_DATA SUPPLIED:_
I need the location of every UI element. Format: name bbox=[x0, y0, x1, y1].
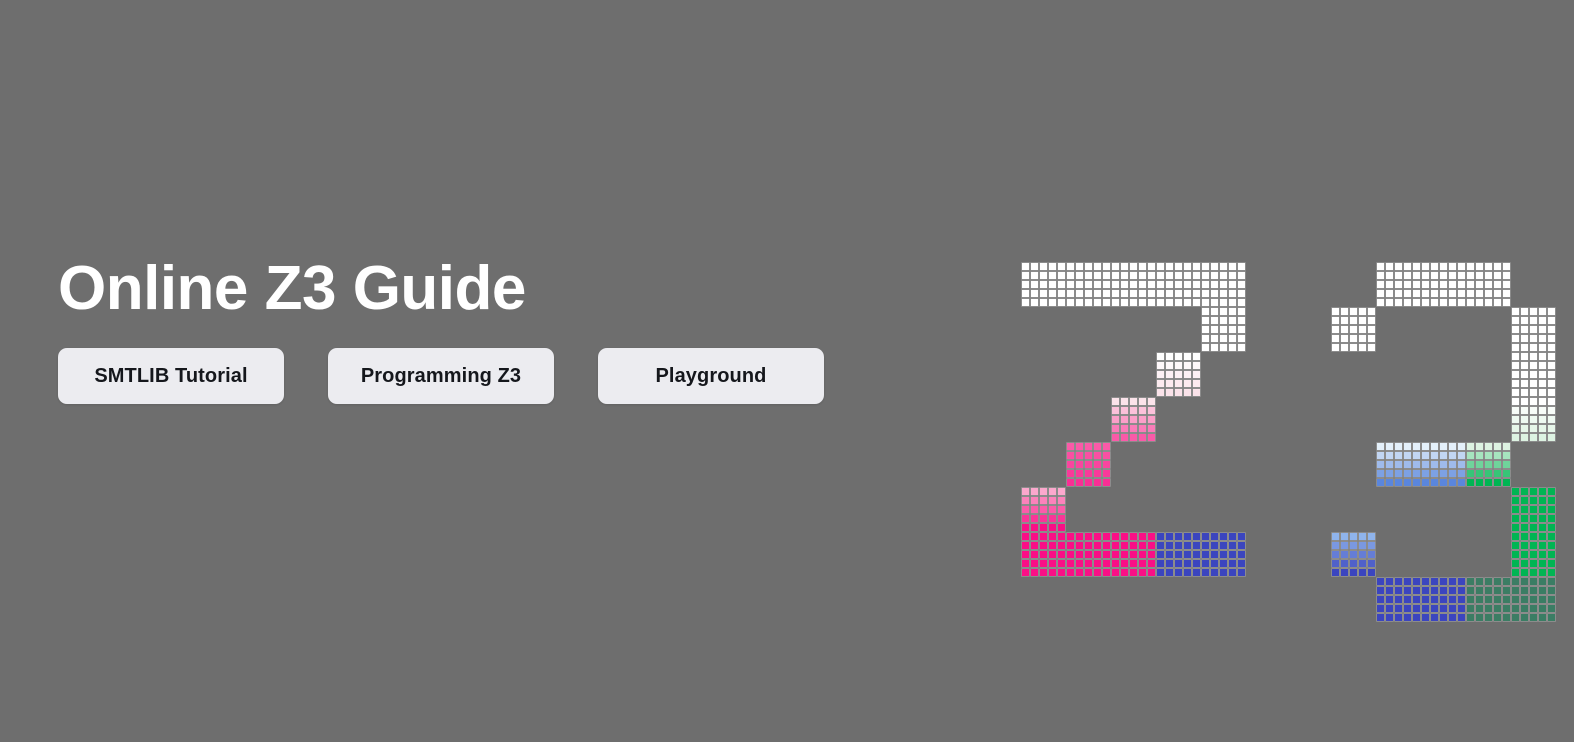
logo-cell bbox=[1174, 271, 1183, 280]
logo-cell bbox=[1084, 451, 1093, 460]
logo-cell bbox=[1547, 514, 1556, 523]
logo-cell bbox=[1520, 343, 1529, 352]
logo-cell bbox=[1511, 613, 1520, 622]
logo-cell bbox=[1228, 271, 1237, 280]
logo-cell bbox=[1493, 595, 1502, 604]
logo-cell bbox=[1084, 271, 1093, 280]
logo-cell bbox=[1529, 586, 1538, 595]
logo-cell bbox=[1484, 613, 1493, 622]
logo-cell bbox=[1057, 550, 1066, 559]
logo-cell bbox=[1030, 271, 1039, 280]
logo-cell bbox=[1430, 271, 1439, 280]
logo-cell bbox=[1165, 379, 1174, 388]
logo-cell bbox=[1174, 280, 1183, 289]
logo-cell bbox=[1156, 271, 1165, 280]
logo-cell bbox=[1192, 568, 1201, 577]
logo-cell bbox=[1201, 307, 1210, 316]
logo-cell bbox=[1349, 307, 1358, 316]
logo-block bbox=[1111, 397, 1156, 442]
logo-cell bbox=[1412, 289, 1421, 298]
logo-cell bbox=[1394, 613, 1403, 622]
logo-cell bbox=[1529, 406, 1538, 415]
logo-cell bbox=[1547, 370, 1556, 379]
logo-cell bbox=[1048, 514, 1057, 523]
logo-cell bbox=[1421, 586, 1430, 595]
logo-cell bbox=[1475, 577, 1484, 586]
logo-cell bbox=[1084, 550, 1093, 559]
logo-cell bbox=[1165, 361, 1174, 370]
logo-cell bbox=[1547, 487, 1556, 496]
logo-cell bbox=[1120, 280, 1129, 289]
logo-cell bbox=[1147, 406, 1156, 415]
logo-cell bbox=[1084, 289, 1093, 298]
logo-cell bbox=[1228, 343, 1237, 352]
logo-cell bbox=[1529, 388, 1538, 397]
logo-cell bbox=[1165, 271, 1174, 280]
logo-cell bbox=[1538, 397, 1547, 406]
logo-cell bbox=[1385, 577, 1394, 586]
logo-cell bbox=[1210, 532, 1219, 541]
logo-cell bbox=[1066, 271, 1075, 280]
logo-cell bbox=[1021, 559, 1030, 568]
logo-cell bbox=[1201, 298, 1210, 307]
logo-cell bbox=[1547, 550, 1556, 559]
logo-cell bbox=[1219, 280, 1228, 289]
logo-cell bbox=[1201, 325, 1210, 334]
logo-cell bbox=[1039, 487, 1048, 496]
logo-cell bbox=[1520, 577, 1529, 586]
logo-cell bbox=[1120, 415, 1129, 424]
hero-section: Online Z3 Guide SMTLIB Tutorial Programm… bbox=[0, 0, 1574, 742]
logo-cell bbox=[1066, 541, 1075, 550]
logo-cell bbox=[1376, 460, 1385, 469]
logo-cell bbox=[1165, 352, 1174, 361]
logo-cell bbox=[1385, 460, 1394, 469]
logo-cell bbox=[1111, 415, 1120, 424]
logo-cell bbox=[1093, 460, 1102, 469]
logo-cell bbox=[1493, 271, 1502, 280]
logo-cell bbox=[1066, 442, 1075, 451]
logo-cell bbox=[1529, 541, 1538, 550]
logo-cell bbox=[1057, 559, 1066, 568]
logo-cell bbox=[1529, 379, 1538, 388]
logo-cell bbox=[1057, 262, 1066, 271]
logo-cell bbox=[1138, 397, 1147, 406]
logo-cell bbox=[1421, 280, 1430, 289]
logo-cell bbox=[1547, 316, 1556, 325]
logo-cell bbox=[1192, 370, 1201, 379]
logo-cell bbox=[1457, 289, 1466, 298]
logo-cell bbox=[1129, 532, 1138, 541]
logo-cell bbox=[1057, 298, 1066, 307]
logo-cell bbox=[1210, 334, 1219, 343]
logo-cell bbox=[1538, 487, 1547, 496]
logo-cell bbox=[1048, 298, 1057, 307]
logo-cell bbox=[1156, 289, 1165, 298]
logo-cell bbox=[1412, 271, 1421, 280]
logo-cell bbox=[1048, 496, 1057, 505]
logo-cell bbox=[1210, 307, 1219, 316]
logo-cell bbox=[1174, 370, 1183, 379]
logo-cell bbox=[1111, 262, 1120, 271]
logo-cell bbox=[1057, 271, 1066, 280]
logo-cell bbox=[1484, 451, 1493, 460]
logo-cell bbox=[1237, 343, 1246, 352]
logo-cell bbox=[1430, 262, 1439, 271]
logo-cell bbox=[1084, 541, 1093, 550]
logo-cell bbox=[1511, 505, 1520, 514]
logo-cell bbox=[1403, 469, 1412, 478]
logo-cell bbox=[1066, 460, 1075, 469]
logo-cell bbox=[1075, 280, 1084, 289]
logo-cell bbox=[1331, 307, 1340, 316]
logo-cell bbox=[1210, 325, 1219, 334]
logo-cell bbox=[1439, 289, 1448, 298]
logo-cell bbox=[1210, 559, 1219, 568]
logo-cell bbox=[1331, 316, 1340, 325]
logo-cell bbox=[1021, 532, 1030, 541]
logo-cell bbox=[1093, 442, 1102, 451]
logo-cell bbox=[1475, 460, 1484, 469]
logo-cell bbox=[1093, 298, 1102, 307]
logo-cell bbox=[1538, 559, 1547, 568]
logo-cell bbox=[1547, 496, 1556, 505]
logo-cell bbox=[1466, 451, 1475, 460]
logo-cell bbox=[1102, 298, 1111, 307]
logo-cell bbox=[1376, 271, 1385, 280]
logo-cell bbox=[1493, 442, 1502, 451]
logo-cell bbox=[1538, 325, 1547, 334]
logo-cell bbox=[1511, 532, 1520, 541]
logo-cell bbox=[1385, 451, 1394, 460]
logo-cell bbox=[1183, 280, 1192, 289]
logo-cell bbox=[1039, 298, 1048, 307]
logo-cell bbox=[1219, 559, 1228, 568]
logo-cell bbox=[1129, 433, 1138, 442]
logo-cell bbox=[1448, 613, 1457, 622]
playground-button[interactable]: Playground bbox=[598, 348, 824, 404]
smtlib-tutorial-button[interactable]: SMTLIB Tutorial bbox=[58, 348, 284, 404]
logo-cell bbox=[1529, 343, 1538, 352]
logo-cell bbox=[1538, 316, 1547, 325]
logo-cell bbox=[1201, 550, 1210, 559]
logo-cell bbox=[1475, 442, 1484, 451]
logo-cell bbox=[1156, 352, 1165, 361]
logo-cell bbox=[1376, 577, 1385, 586]
programming-z3-button[interactable]: Programming Z3 bbox=[328, 348, 554, 404]
logo-cell bbox=[1448, 280, 1457, 289]
logo-cell bbox=[1340, 316, 1349, 325]
logo-cell bbox=[1502, 262, 1511, 271]
logo-cell bbox=[1529, 334, 1538, 343]
logo-cell bbox=[1156, 262, 1165, 271]
logo-cell bbox=[1340, 307, 1349, 316]
logo-cell bbox=[1093, 559, 1102, 568]
logo-cell bbox=[1183, 550, 1192, 559]
logo-cell bbox=[1394, 460, 1403, 469]
logo-cell bbox=[1475, 289, 1484, 298]
logo-cell bbox=[1538, 415, 1547, 424]
logo-cell bbox=[1201, 568, 1210, 577]
logo-cell bbox=[1403, 478, 1412, 487]
logo-cell bbox=[1237, 532, 1246, 541]
logo-cell bbox=[1174, 379, 1183, 388]
logo-cell bbox=[1538, 496, 1547, 505]
logo-cell bbox=[1520, 523, 1529, 532]
logo-cell bbox=[1358, 307, 1367, 316]
logo-cell bbox=[1493, 613, 1502, 622]
logo-cell bbox=[1048, 289, 1057, 298]
logo-cell bbox=[1093, 550, 1102, 559]
logo-cell bbox=[1093, 271, 1102, 280]
logo-cell bbox=[1183, 271, 1192, 280]
logo-cell bbox=[1165, 289, 1174, 298]
logo-cell bbox=[1484, 262, 1493, 271]
logo-block bbox=[1021, 532, 1156, 577]
logo-cell bbox=[1412, 262, 1421, 271]
logo-cell bbox=[1394, 442, 1403, 451]
logo-cell bbox=[1156, 550, 1165, 559]
logo-cell bbox=[1129, 298, 1138, 307]
logo-cell bbox=[1520, 352, 1529, 361]
logo-cell bbox=[1219, 325, 1228, 334]
logo-cell bbox=[1156, 559, 1165, 568]
logo-cell bbox=[1529, 487, 1538, 496]
logo-cell bbox=[1493, 289, 1502, 298]
logo-cell bbox=[1102, 532, 1111, 541]
logo-cell bbox=[1066, 532, 1075, 541]
logo-cell bbox=[1210, 271, 1219, 280]
logo-cell bbox=[1547, 343, 1556, 352]
logo-cell bbox=[1385, 613, 1394, 622]
logo-cell bbox=[1111, 541, 1120, 550]
logo-cell bbox=[1075, 550, 1084, 559]
logo-cell bbox=[1057, 289, 1066, 298]
logo-cell bbox=[1066, 298, 1075, 307]
logo-cell bbox=[1403, 289, 1412, 298]
logo-cell bbox=[1237, 550, 1246, 559]
logo-cell bbox=[1520, 307, 1529, 316]
logo-cell bbox=[1138, 271, 1147, 280]
logo-cell bbox=[1511, 316, 1520, 325]
logo-cell bbox=[1466, 289, 1475, 298]
logo-cell bbox=[1120, 289, 1129, 298]
logo-block bbox=[1466, 442, 1511, 487]
logo-cell bbox=[1502, 586, 1511, 595]
logo-cell bbox=[1376, 613, 1385, 622]
logo-cell bbox=[1102, 271, 1111, 280]
logo-cell bbox=[1412, 595, 1421, 604]
logo-cell bbox=[1448, 586, 1457, 595]
logo-cell bbox=[1394, 289, 1403, 298]
logo-cell bbox=[1547, 415, 1556, 424]
logo-cell bbox=[1538, 532, 1547, 541]
logo-cell bbox=[1430, 604, 1439, 613]
logo-cell bbox=[1021, 568, 1030, 577]
logo-cell bbox=[1183, 370, 1192, 379]
logo-cell bbox=[1439, 613, 1448, 622]
logo-cell bbox=[1529, 316, 1538, 325]
logo-cell bbox=[1237, 541, 1246, 550]
logo-cell bbox=[1075, 298, 1084, 307]
logo-cell bbox=[1466, 442, 1475, 451]
logo-cell bbox=[1075, 442, 1084, 451]
logo-cell bbox=[1421, 604, 1430, 613]
logo-cell bbox=[1237, 559, 1246, 568]
logo-cell bbox=[1547, 379, 1556, 388]
logo-cell bbox=[1529, 577, 1538, 586]
logo-cell bbox=[1129, 262, 1138, 271]
logo-cell bbox=[1331, 550, 1340, 559]
logo-cell bbox=[1192, 388, 1201, 397]
logo-cell bbox=[1039, 568, 1048, 577]
logo-cell bbox=[1412, 478, 1421, 487]
logo-cell bbox=[1340, 541, 1349, 550]
logo-cell bbox=[1210, 298, 1219, 307]
logo-cell bbox=[1358, 568, 1367, 577]
logo-cell bbox=[1448, 460, 1457, 469]
logo-cell bbox=[1075, 541, 1084, 550]
logo-cell bbox=[1057, 568, 1066, 577]
logo-cell bbox=[1457, 613, 1466, 622]
logo-cell bbox=[1093, 262, 1102, 271]
logo-cell bbox=[1183, 361, 1192, 370]
logo-block bbox=[1376, 442, 1466, 487]
logo-cell bbox=[1165, 532, 1174, 541]
logo-cell bbox=[1174, 388, 1183, 397]
logo-cell bbox=[1138, 262, 1147, 271]
logo-cell bbox=[1021, 298, 1030, 307]
logo-cell bbox=[1475, 469, 1484, 478]
logo-cell bbox=[1430, 586, 1439, 595]
logo-cell bbox=[1138, 550, 1147, 559]
logo-cell bbox=[1066, 559, 1075, 568]
logo-cell bbox=[1448, 604, 1457, 613]
logo-cell bbox=[1192, 550, 1201, 559]
logo-cell bbox=[1376, 289, 1385, 298]
logo-cell bbox=[1349, 325, 1358, 334]
logo-cell bbox=[1183, 379, 1192, 388]
logo-cell bbox=[1511, 397, 1520, 406]
logo-cell bbox=[1520, 370, 1529, 379]
logo-cell bbox=[1466, 577, 1475, 586]
logo-cell bbox=[1538, 352, 1547, 361]
logo-cell bbox=[1493, 280, 1502, 289]
logo-cell bbox=[1511, 379, 1520, 388]
logo-cell bbox=[1520, 406, 1529, 415]
logo-cell bbox=[1030, 568, 1039, 577]
logo-cell bbox=[1547, 568, 1556, 577]
logo-cell bbox=[1421, 262, 1430, 271]
logo-cell bbox=[1448, 442, 1457, 451]
logo-cell bbox=[1439, 595, 1448, 604]
logo-cell bbox=[1165, 262, 1174, 271]
logo-cell bbox=[1156, 361, 1165, 370]
logo-block bbox=[1376, 577, 1466, 622]
logo-cell bbox=[1358, 532, 1367, 541]
logo-cell bbox=[1237, 307, 1246, 316]
logo-cell bbox=[1511, 370, 1520, 379]
logo-cell bbox=[1093, 451, 1102, 460]
logo-cell bbox=[1421, 478, 1430, 487]
logo-cell bbox=[1367, 550, 1376, 559]
logo-cell bbox=[1102, 559, 1111, 568]
logo-cell bbox=[1039, 514, 1048, 523]
logo-cell bbox=[1394, 469, 1403, 478]
logo-cell bbox=[1349, 541, 1358, 550]
logo-cell bbox=[1084, 442, 1093, 451]
logo-cell bbox=[1066, 550, 1075, 559]
logo-cell bbox=[1520, 388, 1529, 397]
logo-cell bbox=[1439, 262, 1448, 271]
logo-cell bbox=[1183, 559, 1192, 568]
logo-cell bbox=[1475, 451, 1484, 460]
logo-cell bbox=[1075, 451, 1084, 460]
logo-cell bbox=[1048, 487, 1057, 496]
logo-cell bbox=[1430, 289, 1439, 298]
logo-cell bbox=[1075, 289, 1084, 298]
logo-cell bbox=[1084, 532, 1093, 541]
logo-cell bbox=[1466, 280, 1475, 289]
logo-cell bbox=[1367, 532, 1376, 541]
logo-cell bbox=[1520, 550, 1529, 559]
logo-cell bbox=[1421, 469, 1430, 478]
logo-cell bbox=[1394, 604, 1403, 613]
logo-cell bbox=[1520, 334, 1529, 343]
logo-cell bbox=[1457, 271, 1466, 280]
logo-cell bbox=[1039, 289, 1048, 298]
logo-cell bbox=[1111, 271, 1120, 280]
logo-cell bbox=[1448, 262, 1457, 271]
logo-cell bbox=[1340, 325, 1349, 334]
logo-cell bbox=[1219, 262, 1228, 271]
logo-cell bbox=[1529, 559, 1538, 568]
logo-cell bbox=[1331, 559, 1340, 568]
logo-cell bbox=[1529, 370, 1538, 379]
logo-cell bbox=[1030, 523, 1039, 532]
logo-cell bbox=[1520, 316, 1529, 325]
logo-cell bbox=[1093, 289, 1102, 298]
logo-cell bbox=[1075, 262, 1084, 271]
logo-cell bbox=[1385, 478, 1394, 487]
logo-cell bbox=[1493, 586, 1502, 595]
logo-cell bbox=[1367, 568, 1376, 577]
logo-cell bbox=[1511, 433, 1520, 442]
logo-cell bbox=[1475, 298, 1484, 307]
logo-cell bbox=[1102, 469, 1111, 478]
logo-cell bbox=[1448, 577, 1457, 586]
logo-cell bbox=[1421, 442, 1430, 451]
logo-cell bbox=[1529, 397, 1538, 406]
logo-cell bbox=[1102, 541, 1111, 550]
logo-cell bbox=[1430, 478, 1439, 487]
logo-cell bbox=[1183, 388, 1192, 397]
logo-cell bbox=[1547, 559, 1556, 568]
logo-cell bbox=[1439, 442, 1448, 451]
logo-cell bbox=[1156, 370, 1165, 379]
page-title: Online Z3 Guide bbox=[58, 258, 958, 320]
logo-cell bbox=[1529, 595, 1538, 604]
logo-cell bbox=[1219, 532, 1228, 541]
logo-cell bbox=[1030, 550, 1039, 559]
logo-cell bbox=[1520, 613, 1529, 622]
logo-cell bbox=[1466, 586, 1475, 595]
logo-cell bbox=[1174, 298, 1183, 307]
logo-cell bbox=[1111, 433, 1120, 442]
logo-cell bbox=[1192, 280, 1201, 289]
logo-cell bbox=[1349, 559, 1358, 568]
logo-cell bbox=[1201, 343, 1210, 352]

_TASK OBJECTIVE:_ Transcribe verbatim the rows above, beginning with the line that contains "logo-cell bbox=[1174, 271, 1183, 280]" and stopping after the line that contains "logo-cell bbox=[1228, 271, 1237, 280]".

_ANSWER TO THE PROBLEM:_
logo-cell bbox=[1174, 271, 1183, 280]
logo-cell bbox=[1084, 451, 1093, 460]
logo-cell bbox=[1547, 514, 1556, 523]
logo-cell bbox=[1520, 343, 1529, 352]
logo-cell bbox=[1511, 613, 1520, 622]
logo-cell bbox=[1228, 271, 1237, 280]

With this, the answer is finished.